§ EXERCISE DETAILS
Quote all of the entries word for word.

§ TASK MATERIAL
■ ■ ■ ■

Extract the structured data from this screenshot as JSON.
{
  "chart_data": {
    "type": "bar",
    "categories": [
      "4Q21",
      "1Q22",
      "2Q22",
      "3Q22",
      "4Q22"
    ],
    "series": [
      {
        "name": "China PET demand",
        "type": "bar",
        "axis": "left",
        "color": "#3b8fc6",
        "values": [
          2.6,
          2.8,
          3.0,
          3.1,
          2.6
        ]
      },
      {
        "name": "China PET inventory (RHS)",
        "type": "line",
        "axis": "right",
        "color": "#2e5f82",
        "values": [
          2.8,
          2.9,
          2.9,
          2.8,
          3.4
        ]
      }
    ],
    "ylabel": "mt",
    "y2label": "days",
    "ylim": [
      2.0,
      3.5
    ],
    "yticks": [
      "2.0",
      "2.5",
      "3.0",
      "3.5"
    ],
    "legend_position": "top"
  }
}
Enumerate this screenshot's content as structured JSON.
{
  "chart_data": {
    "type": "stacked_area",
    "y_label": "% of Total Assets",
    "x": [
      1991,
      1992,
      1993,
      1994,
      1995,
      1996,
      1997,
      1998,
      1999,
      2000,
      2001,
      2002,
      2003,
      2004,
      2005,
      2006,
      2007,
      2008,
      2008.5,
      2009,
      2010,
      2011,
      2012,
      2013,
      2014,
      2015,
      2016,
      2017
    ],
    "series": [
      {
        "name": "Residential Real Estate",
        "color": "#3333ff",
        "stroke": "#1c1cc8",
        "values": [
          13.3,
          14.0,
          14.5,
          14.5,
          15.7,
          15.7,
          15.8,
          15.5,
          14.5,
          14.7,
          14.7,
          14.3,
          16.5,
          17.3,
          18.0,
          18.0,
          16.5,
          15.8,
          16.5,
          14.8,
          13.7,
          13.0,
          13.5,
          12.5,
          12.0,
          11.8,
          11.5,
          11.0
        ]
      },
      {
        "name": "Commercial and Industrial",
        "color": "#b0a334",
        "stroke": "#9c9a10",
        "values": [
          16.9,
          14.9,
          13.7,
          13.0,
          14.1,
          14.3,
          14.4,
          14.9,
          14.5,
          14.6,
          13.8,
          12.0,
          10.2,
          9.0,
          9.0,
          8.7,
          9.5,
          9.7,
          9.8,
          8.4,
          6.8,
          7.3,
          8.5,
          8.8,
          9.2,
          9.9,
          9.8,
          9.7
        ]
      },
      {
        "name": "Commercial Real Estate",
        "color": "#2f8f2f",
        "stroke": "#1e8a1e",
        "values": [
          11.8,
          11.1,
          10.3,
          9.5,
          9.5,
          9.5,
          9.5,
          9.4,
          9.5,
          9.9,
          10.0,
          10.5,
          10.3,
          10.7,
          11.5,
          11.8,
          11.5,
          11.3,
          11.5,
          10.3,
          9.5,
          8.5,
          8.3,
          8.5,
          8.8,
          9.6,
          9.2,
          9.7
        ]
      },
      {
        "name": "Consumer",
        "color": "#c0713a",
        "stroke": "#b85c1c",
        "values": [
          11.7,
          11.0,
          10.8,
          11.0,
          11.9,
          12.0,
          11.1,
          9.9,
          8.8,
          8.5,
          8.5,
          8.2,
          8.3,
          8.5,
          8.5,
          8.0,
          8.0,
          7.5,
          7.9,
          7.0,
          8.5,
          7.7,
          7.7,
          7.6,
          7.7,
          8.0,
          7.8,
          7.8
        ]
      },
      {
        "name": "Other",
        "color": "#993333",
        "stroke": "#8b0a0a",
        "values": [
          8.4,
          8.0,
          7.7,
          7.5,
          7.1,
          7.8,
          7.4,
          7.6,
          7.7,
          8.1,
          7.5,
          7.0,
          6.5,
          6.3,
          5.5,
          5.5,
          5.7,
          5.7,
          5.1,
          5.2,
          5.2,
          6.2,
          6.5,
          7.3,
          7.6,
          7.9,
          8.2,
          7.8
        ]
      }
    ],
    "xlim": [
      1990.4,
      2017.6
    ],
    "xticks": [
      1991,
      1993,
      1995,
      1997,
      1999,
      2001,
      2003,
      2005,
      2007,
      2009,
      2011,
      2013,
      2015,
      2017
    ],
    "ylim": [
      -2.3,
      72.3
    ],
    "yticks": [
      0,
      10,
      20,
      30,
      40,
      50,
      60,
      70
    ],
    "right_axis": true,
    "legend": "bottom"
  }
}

■ ■ ■ ■

§ REPLY TO THE EXERCISE
Extract the structured data from this screenshot as JSON.
{
  "chart_data": {
    "type": "bar",
    "categories": [
      "4Q21",
      "1Q22",
      "2Q22",
      "3Q22",
      "4Q22"
    ],
    "series": [
      {
        "name": "China PET demand",
        "type": "bar",
        "axis": "left",
        "color": "#3b8fc6",
        "values": [
          2.6,
          2.8,
          3.0,
          3.1,
          2.6
        ]
      },
      {
        "name": "China PET inventory (RHS)",
        "type": "line",
        "axis": "right",
        "color": "#2e5f82",
        "values": [
          2.8,
          2.9,
          2.9,
          2.8,
          3.4
        ]
      }
    ],
    "ylabel": "mt",
    "y2label": "days",
    "ylim": [
      2.0,
      3.5
    ],
    "yticks": [
      "2.0",
      "2.5",
      "3.0",
      "3.5"
    ],
    "legend_position": "top"
  }
}
Enumerate this screenshot's content as structured JSON.
{
  "chart_data": {
    "type": "stacked_area",
    "y_label": "% of Total Assets",
    "x": [
      1991,
      1992,
      1993,
      1994,
      1995,
      1996,
      1997,
      1998,
      1999,
      2000,
      2001,
      2002,
      2003,
      2004,
      2005,
      2006,
      2007,
      2008,
      2008.5,
      2009,
      2010,
      2011,
      2012,
      2013,
      2014,
      2015,
      2016,
      2017
    ],
    "series": [
      {
        "name": "Residential Real Estate",
        "color": "#3333ff",
        "stroke": "#1c1cc8",
        "values": [
          13.3,
          14.0,
          14.5,
          14.5,
          15.7,
          15.7,
          15.8,
          15.5,
          14.5,
          14.7,
          14.7,
          14.3,
          16.5,
          17.3,
          18.0,
          18.0,
          16.5,
          15.8,
          16.5,
          14.8,
          13.7,
          13.0,
          13.5,
          12.5,
          12.0,
          11.8,
          11.5,
          11.0
        ]
      },
      {
        "name": "Commercial and Industrial",
        "color": "#b0a334",
        "stroke": "#9c9a10",
        "values": [
          16.9,
          14.9,
          13.7,
          13.0,
          14.1,
          14.3,
          14.4,
          14.9,
          14.5,
          14.6,
          13.8,
          12.0,
          10.2,
          9.0,
          9.0,
          8.7,
          9.5,
          9.7,
          9.8,
          8.4,
          6.8,
          7.3,
          8.5,
          8.8,
          9.2,
          9.9,
          9.8,
          9.7
        ]
      },
      {
        "name": "Commercial Real Estate",
        "color": "#2f8f2f",
        "stroke": "#1e8a1e",
        "values": [
          11.8,
          11.1,
          10.3,
          9.5,
          9.5,
          9.5,
          9.5,
          9.4,
          9.5,
          9.9,
          10.0,
          10.5,
          10.3,
          10.7,
          11.5,
          11.8,
          11.5,
          11.3,
          11.5,
          10.3,
          9.5,
          8.5,
          8.3,
          8.5,
          8.8,
          9.6,
          9.2,
          9.7
        ]
      },
      {
        "name": "Consumer",
        "color": "#c0713a",
        "stroke": "#b85c1c",
        "values": [
          11.7,
          11.0,
          10.8,
          11.0,
          11.9,
          12.0,
          11.1,
          9.9,
          8.8,
          8.5,
          8.5,
          8.2,
          8.3,
          8.5,
          8.5,
          8.0,
          8.0,
          7.5,
          7.9,
          7.0,
          8.5,
          7.7,
          7.7,
          7.6,
          7.7,
          8.0,
          7.8,
          7.8
        ]
      },
      {
        "name": "Other",
        "color": "#993333",
        "stroke": "#8b0a0a",
        "values": [
          8.4,
          8.0,
          7.7,
          7.5,
          7.1,
          7.8,
          7.4,
          7.6,
          7.7,
          8.1,
          7.5,
          7.0,
          6.5,
          6.3,
          5.5,
          5.5,
          5.7,
          5.7,
          5.1,
          5.2,
          5.2,
          6.2,
          6.5,
          7.3,
          7.6,
          7.9,
          8.2,
          7.8
        ]
      }
    ],
    "xlim": [
      1990.4,
      2017.6
    ],
    "xticks": [
      1991,
      1993,
      1995,
      1997,
      1999,
      2001,
      2003,
      2005,
      2007,
      2009,
      2011,
      2013,
      2015,
      2017
    ],
    "ylim": [
      -2.3,
      72.3
    ],
    "yticks": [
      0,
      10,
      20,
      30,
      40,
      50,
      60,
      70
    ],
    "right_axis": true,
    "legend": "bottom"
  }
}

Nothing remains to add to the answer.